# DATA LINES
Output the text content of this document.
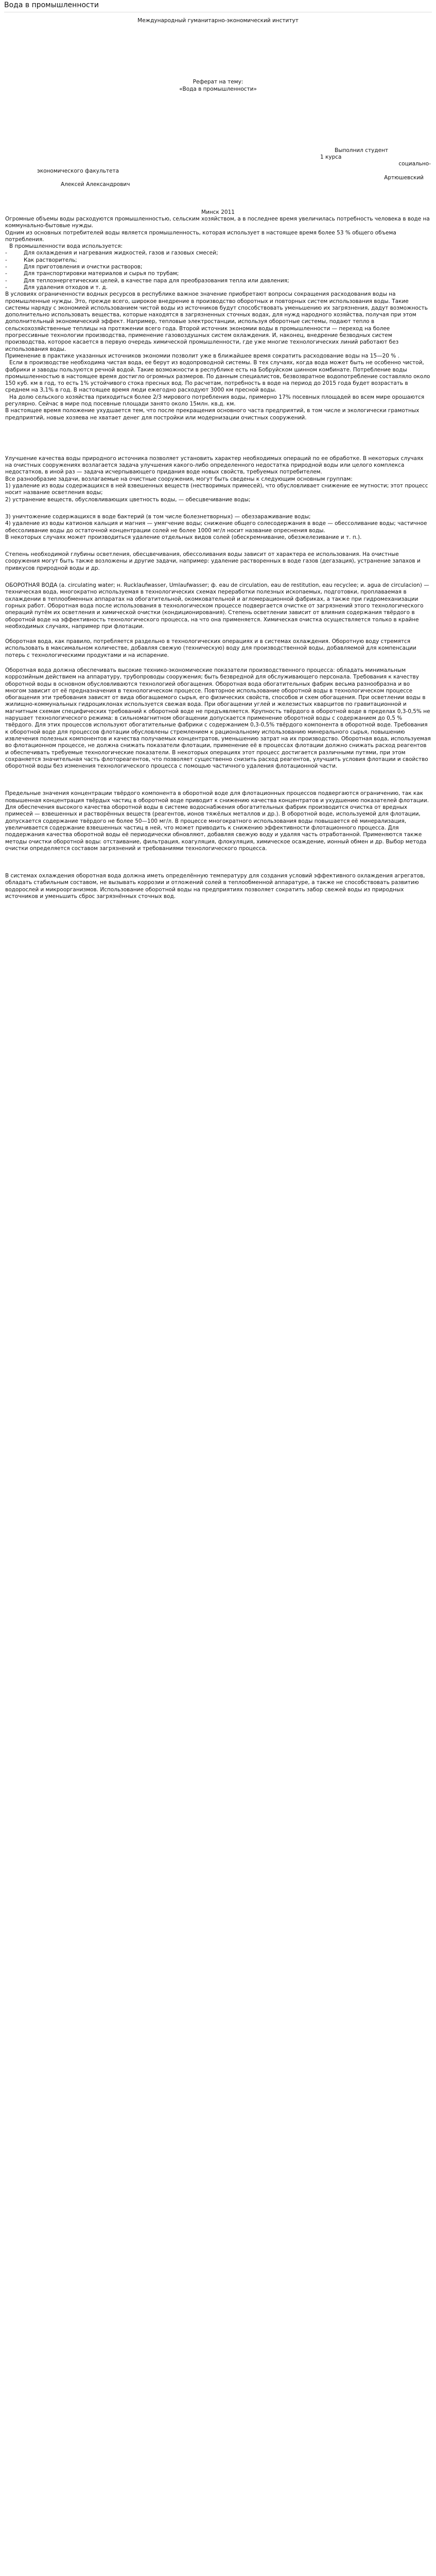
Вода в промышленности

Международный гуманитарно-экономический институт

Реферат на тему:

«Вода в промышленности»

Выполнил студент

1 курса

социально-

экономического факультета

Артюшевский

Алексей Александрович

Минск 2011

Огромные объемы воды расходуются промышленностью, сельским хозяйством, а в последнее время увеличилась потребность человека в воде на коммунально-бытовые нужды.

Одним из основных потребителей воды является промышленность, которая использует в настоящее время более 53 % общего объема потребления.

В промышленности вода используется:

-	Для охлаждения и нагревания жидкостей, газов и газовых смесей;
-	Как растворитель;
-	Для приготовления и очистки растворов;
-	Для транспортировки материалов и сырья по трубам;
-	Для теплоэнергетических целей, в качестве пара для преобразования тепла или давления;
-	Для удаления отходов и т. д.

В условиях ограниченности водных ресурсов в республике важное значение приобретают вопросы сокращения расходования воды на промышленные нужды. Это, прежде всего, широкое внедрение в производство оборотных и повторных систем использования воды. Такие системы наряду с экономией использованием чистой воды из источников будут способствовать уменьшению их загрязнения, дадут возможность дополнительно использовать вещества, которые находятся в загрязненных сточных водах, для нужд народного хозяйства, получая при этом дополнительный экономический эффект. Например, тепловые электростанции, используя оборотные системы, подают тепло в сельскохозяйственные теплицы на протяжении всего года. Второй источник экономии воды в промышленности — переход на более прогрессивные технологии производства, применение газовоздушных систем охлаждения. И, наконец, внедрение безводных систем производства, которое касается в первую очередь химической промышленности, где уже многие технологических линий работают без использования воды.

Применение в практике указанных источников экономии позволит уже в ближайшее время сократить расходование воды на 15—20 % .

Если в производстве необходима чистая вода, ее берут из водопроводной системы. В тех случаях, когда вода может быть не особенно чистой, фабрики и заводы пользуются речной водой. Такие возможности в республике есть на Бобруйском шинном комбинате. Потребление воды промышленностью в настоящее время достигло огромных размеров. По данным специалистов, безвозвратное водопотребление составляло около 150 куб. км в год, то есть 1% устойчивого стока пресных вод. По расчетам, потребность в воде на период до 2015 года будет возрастать в среднем на 3,1% в год. В настоящее время люди ежегодно расходуют 3000 км пресной воды.

На долю сельского хозяйства приходиться более 2/3 мирового потребления воды, примерно 17% посевных площадей во всем мире орошаются регулярно. Сейчас в мире под посевные площади занято около 15млн. кв.д. км.

В настоящее время положение ухудшается тем, что после прекращения основного часта предприятий, в том числе и экологически грамотных предприятий, новые хозяева не хватает денег для постройки или модернизации очистных сооружений.

Улучшение качества воды природного источника позволяет установить характер необходимых операций по ее обработке. В некоторых случаях на очистных сооружениях возлагается задача улучшения какого-либо определенного недостатка природной воды или целого комплекса недостатков, в иной раз — задача исчерпывающего придания воде новых свойств, требуемых потребителем.

Все разнообразие задачи, возлагаемые на очистные сооружения, могут быть сведены к следующим основным группам:

1) удаление из воды содержащихся в ней взвешенных веществ (нестворимых примесей), что обусловливает снижение ее мутности; этот процесс носит название осветления воды;

2) устранение веществ, обусловливающих цветность воды, — обесцвечивание воды;

3) уничтожение содержащихся в воде бактерий (в том числе болезнетворных) — обеззараживание воды;

4) удаление из воды катионов кальция и магния — умягчение воды; снижение общего солесодержания в воде — обессоливание воды; частичное обессоливание воды до остаточной концентрации солей не более 1000 мг/л носит название опреснения воды.

В некоторых случаях может производиться удаление отдельных видов солей (обескремнивание, обезжелезивание и т. п.).

Степень необходимой глубины осветления, обесцвечивания, обессоливания воды зависит от характера ее использования. На очистные сооружения могут быть также возложены и другие задачи, например: удаление растворенных в воде газов (дегазация), устранение запахов и привкусов природной воды и др.

ОБОРОТНАЯ ВОДА (a. circulating water; н. Rucklaufwasser, Umlaufwasser; ф. eau de circulation, eau de restitution, eau recyclee; и. agua de circulacion) — техническая вода, многократно используемая в технологических схемах переработки полезных ископаемых, подготовки, проплаваемая в охлаждении в теплообменных аппаратах на обогатительной, окомковательной и агломерационной фабриках, а также при гидромеханизации горных работ. Оборотная вода после использования в технологическом процессе подвергается очистке от загрязнений этого технологического операций путём их осветления и химической очистки (кондиционирования). Степень осветлении зависит от влияния содержания твёрдого в оборотной воде на эффективность технологического процесса, на что она применяется. Химическая очистка осуществляется только в крайне необходимых случаях, например при флотации.

Оборотная вода, как правило, потребляется раздельно в технологических операциях и в системах охлаждения. Оборотную воду стремятся использовать в максимальном количестве, добавляя свежую (техническую) воду для производственной воды, добавляемой для компенсации потерь с технологическими продуктами и на испарение.

Оборотная вода должна обеспечивать высокие технико-экономические показатели производственного процесса: обладать минимальным коррозийным действием на аппаратуру, трубопроводы сооружения; быть безвредной для обслуживающего персонала. Требования к качеству оборотной воды в основном обусловливаются технологией обогащения. Оборотная вода обогатительных фабрик весьма разнообразна и во многом зависит от её предназначения в технологическом процессе. Повторное использование оборотной воды в технологическом процессе обогащения эти требования зависят от вида обогащаемого сырья, его физических свойств, способов и схем обогащения. При осветлении воды в жилищно-коммунальных гидроциклонах используется свежая вода. При обогащении углей и железистых кварцитов по гравитационной и магнитным схемам специфических требований к оборотной воде не предъявляется. Крупность твёрдого в оборотной воде в пределах 0,3-0,5% не нарушает технологического режима: в сильномагнитном обогащении допускается применение оборотной воды с содержанием до 0,5 % твёрдого. Для этих процессов используют обогатительные фабрики с содержанием 0,3-0,5% твёрдого компонента в оборотной воде. Требования к оборотной воде для процессов флотации обусловлены стремлением к рациональному использованию минерального сырья, повышению извлечения полезных компонентов и качества получаемых концентратов, уменьшению затрат на их производство. Оборотная вода, используемая во флотационном процессе, не должна снижать показатели флотации, применение её в процессах флотации должно снижать расход реагентов и обеспечивать требуемые технологические показатели. В некоторых операциях этот процесс достигается различными путями, при этом сохраняется значительная часть флотореагентов, что позволяет существенно снизить расход реагентов, улучшить условия флотации и свойство оборотной воды без изменения технологического процесса с помощью частичного удаления флотационной части.

Предельные значения концентрации твёрдого компонента в оборотной воде для флотационных процессов подвергаются ограничению, так как повышенная концентрация твёрдых частиц в оборотной воде приводит к снижению качества концентратов и ухудшению показателей флотации. Для обеспечения высокого качества оборотной воды в системе водоснабжения обогатительных фабрик производится очистка от вредных примесей — взвешенных и растворённых веществ (реагентов, ионов тяжёлых металлов и др.). В оборотной воде, используемой для флотации, допускается содержание твёрдого не более 50—100 мг/л. В процессе многократного использования воды повышается её минерализация, увеличивается содержание взвешенных частиц в ней, что может приводить к снижению эффективности флотационного процесса. Для поддержания качества оборотной воды её периодически обновляют, добавляя свежую воду и удаляя часть отработанной. Применяются также методы очистки оборотной воды: отстаивание, фильтрация, коагуляция, флокуляция, химическое осаждение, ионный обмен и др. Выбор метода очистки определяется составом загрязнений и требованиями технологического процесса.

В системах охлаждения оборотная вода должна иметь определённую температуру для создания условий эффективного охлаждения агрегатов, обладать стабильным составом, не вызывать коррозии и отложений солей в теплообменной аппаратуре, а также не способствовать развитию водорослей и микроорганизмов. Использование оборотной воды на предприятиях позволяет сократить забор свежей воды из природных источников и уменьшить сброс загрязнённых сточных вод.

# WRITTEN EXERCISE
Without the pictures, print the whole listing exactly as given.

# RESULT OF THE TASK
Output the text content of this document.
Вода в промышленности

Международный гуманитарно-экономический институт

Реферат на тему:

«Вода в промышленности»

Выполнил студент

1 курса

социально-

экономического факультета

Артюшевский

Алексей Александрович

Минск 2011

Огромные объемы воды расходуются промышленностью, сельским хозяйством, а в последнее время увеличилась потребность человека в воде на коммунально-бытовые нужды.

Одним из основных потребителей воды является промышленность, которая использует в настоящее время более 53 % общего объема потребления.

В промышленности вода используется:

-	Для охлаждения и нагревания жидкостей, газов и газовых смесей;
-	Как растворитель;
-	Для приготовления и очистки растворов;
-	Для транспортировки материалов и сырья по трубам;
-	Для теплоэнергетических целей, в качестве пара для преобразования тепла или давления;
-	Для удаления отходов и т. д.

В условиях ограниченности водных ресурсов в республике важное значение приобретают вопросы сокращения расходования воды на промышленные нужды. Это, прежде всего, широкое внедрение в производство оборотных и повторных систем использования воды. Такие системы наряду с экономией использованием чистой воды из источников будут способствовать уменьшению их загрязнения, дадут возможность дополнительно использовать вещества, которые находятся в загрязненных сточных водах, для нужд народного хозяйства, получая при этом дополнительный экономический эффект. Например, тепловые электростанции, используя оборотные системы, подают тепло в сельскохозяйственные теплицы на протяжении всего года. Второй источник экономии воды в промышленности — переход на более прогрессивные технологии производства, применение газовоздушных систем охлаждения. И, наконец, внедрение безводных систем производства, которое касается в первую очередь химической промышленности, где уже многие технологических линий работают без использования воды.

Применение в практике указанных источников экономии позволит уже в ближайшее время сократить расходование воды на 15—20 % .

Если в производстве необходима чистая вода, ее берут из водопроводной системы. В тех случаях, когда вода может быть не особенно чистой, фабрики и заводы пользуются речной водой. Такие возможности в республике есть на Бобруйском шинном комбинате. Потребление воды промышленностью в настоящее время достигло огромных размеров. По данным специалистов, безвозвратное водопотребление составляло около 150 куб. км в год, то есть 1% устойчивого стока пресных вод. По расчетам, потребность в воде на период до 2015 года будет возрастать в среднем на 3,1% в год. В настоящее время люди ежегодно расходуют 3000 км пресной воды.

На долю сельского хозяйства приходиться более 2/3 мирового потребления воды, примерно 17% посевных площадей во всем мире орошаются регулярно. Сейчас в мире под посевные площади занято около 15млн. кв.д. км.

В настоящее время положение ухудшается тем, что после прекращения основного часта предприятий, в том числе и экологически грамотных предприятий, новые хозяева не хватает денег для постройки или модернизации очистных сооружений.

Улучшение качества воды природного источника позволяет установить характер необходимых операций по ее обработке. В некоторых случаях на очистных сооружениях возлагается задача улучшения какого-либо определенного недостатка природной воды или целого комплекса недостатков, в иной раз — задача исчерпывающего придания воде новых свойств, требуемых потребителем.

Все разнообразие задачи, возлагаемые на очистные сооружения, могут быть сведены к следующим основным группам:

1) удаление из воды содержащихся в ней взвешенных веществ (нестворимых примесей), что обусловливает снижение ее мутности; этот процесс носит название осветления воды;

2) устранение веществ, обусловливающих цветность воды, — обесцвечивание воды;

3) уничтожение содержащихся в воде бактерий (в том числе болезнетворных) — обеззараживание воды;

4) удаление из воды катионов кальция и магния — умягчение воды; снижение общего солесодержания в воде — обессоливание воды; частичное обессоливание воды до остаточной концентрации солей не более 1000 мг/л носит название опреснения воды.

В некоторых случаях может производиться удаление отдельных видов солей (обескремнивание, обезжелезивание и т. п.).

Степень необходимой глубины осветления, обесцвечивания, обессоливания воды зависит от характера ее использования. На очистные сооружения могут быть также возложены и другие задачи, например: удаление растворенных в воде газов (дегазация), устранение запахов и привкусов природной воды и др.

ОБОРОТНАЯ ВОДА (a. circulating water; н. Rucklaufwasser, Umlaufwasser; ф. eau de circulation, eau de restitution, eau recyclee; и. agua de circulacion) — техническая вода, многократно используемая в технологических схемах переработки полезных ископаемых, подготовки, проплаваемая в охлаждении в теплообменных аппаратах на обогатительной, окомковательной и агломерационной фабриках, а также при гидромеханизации горных работ. Оборотная вода после использования в технологическом процессе подвергается очистке от загрязнений этого технологического операций путём их осветления и химической очистки (кондиционирования). Степень осветлении зависит от влияния содержания твёрдого в оборотной воде на эффективность технологического процесса, на что она применяется. Химическая очистка осуществляется только в крайне необходимых случаях, например при флотации.

Оборотная вода, как правило, потребляется раздельно в технологических операциях и в системах охлаждения. Оборотную воду стремятся использовать в максимальном количестве, добавляя свежую (техническую) воду для производственной воды, добавляемой для компенсации потерь с технологическими продуктами и на испарение.

Оборотная вода должна обеспечивать высокие технико-экономические показатели производственного процесса: обладать минимальным коррозийным действием на аппаратуру, трубопроводы сооружения; быть безвредной для обслуживающего персонала. Требования к качеству оборотной воды в основном обусловливаются технологией обогащения. Оборотная вода обогатительных фабрик весьма разнообразна и во многом зависит от её предназначения в технологическом процессе. Повторное использование оборотной воды в технологическом процессе обогащения эти требования зависят от вида обогащаемого сырья, его физических свойств, способов и схем обогащения. При осветлении воды в жилищно-коммунальных гидроциклонах используется свежая вода. При обогащении углей и железистых кварцитов по гравитационной и магнитным схемам специфических требований к оборотной воде не предъявляется. Крупность твёрдого в оборотной воде в пределах 0,3-0,5% не нарушает технологического режима: в сильномагнитном обогащении допускается применение оборотной воды с содержанием до 0,5 % твёрдого. Для этих процессов используют обогатительные фабрики с содержанием 0,3-0,5% твёрдого компонента в оборотной воде. Требования к оборотной воде для процессов флотации обусловлены стремлением к рациональному использованию минерального сырья, повышению извлечения полезных компонентов и качества получаемых концентратов, уменьшению затрат на их производство. Оборотная вода, используемая во флотационном процессе, не должна снижать показатели флотации, применение её в процессах флотации должно снижать расход реагентов и обеспечивать требуемые технологические показатели. В некоторых операциях этот процесс достигается различными путями, при этом сохраняется значительная часть флотореагентов, что позволяет существенно снизить расход реагентов, улучшить условия флотации и свойство оборотной воды без изменения технологического процесса с помощью частичного удаления флотационной части.

Предельные значения концентрации твёрдого компонента в оборотной воде для флотационных процессов подвергаются ограничению, так как повышенная концентрация твёрдых частиц в оборотной воде приводит к снижению качества концентратов и ухудшению показателей флотации. Для обеспечения высокого качества оборотной воды в системе водоснабжения обогатительных фабрик производится очистка от вредных примесей — взвешенных и растворённых веществ (реагентов, ионов тяжёлых металлов и др.). В оборотной воде, используемой для флотации, допускается содержание твёрдого не более 50—100 мг/л. В процессе многократного использования воды повышается её минерализация, увеличивается содержание взвешенных частиц в ней, что может приводить к снижению эффективности флотационного процесса. Для поддержания качества оборотной воды её периодически обновляют, добавляя свежую воду и удаляя часть отработанной. Применяются также методы очистки оборотной воды: отстаивание, фильтрация, коагуляция, флокуляция, химическое осаждение, ионный обмен и др. Выбор метода очистки определяется составом загрязнений и требованиями технологического процесса.

В системах охлаждения оборотная вода должна иметь определённую температуру для создания условий эффективного охлаждения агрегатов, обладать стабильным составом, не вызывать коррозии и отложений солей в теплообменной аппаратуре, а также не способствовать развитию водорослей и микроорганизмов. Использование оборотной воды на предприятиях позволяет сократить забор свежей воды из природных источников и уменьшить сброс загрязнённых сточных вод.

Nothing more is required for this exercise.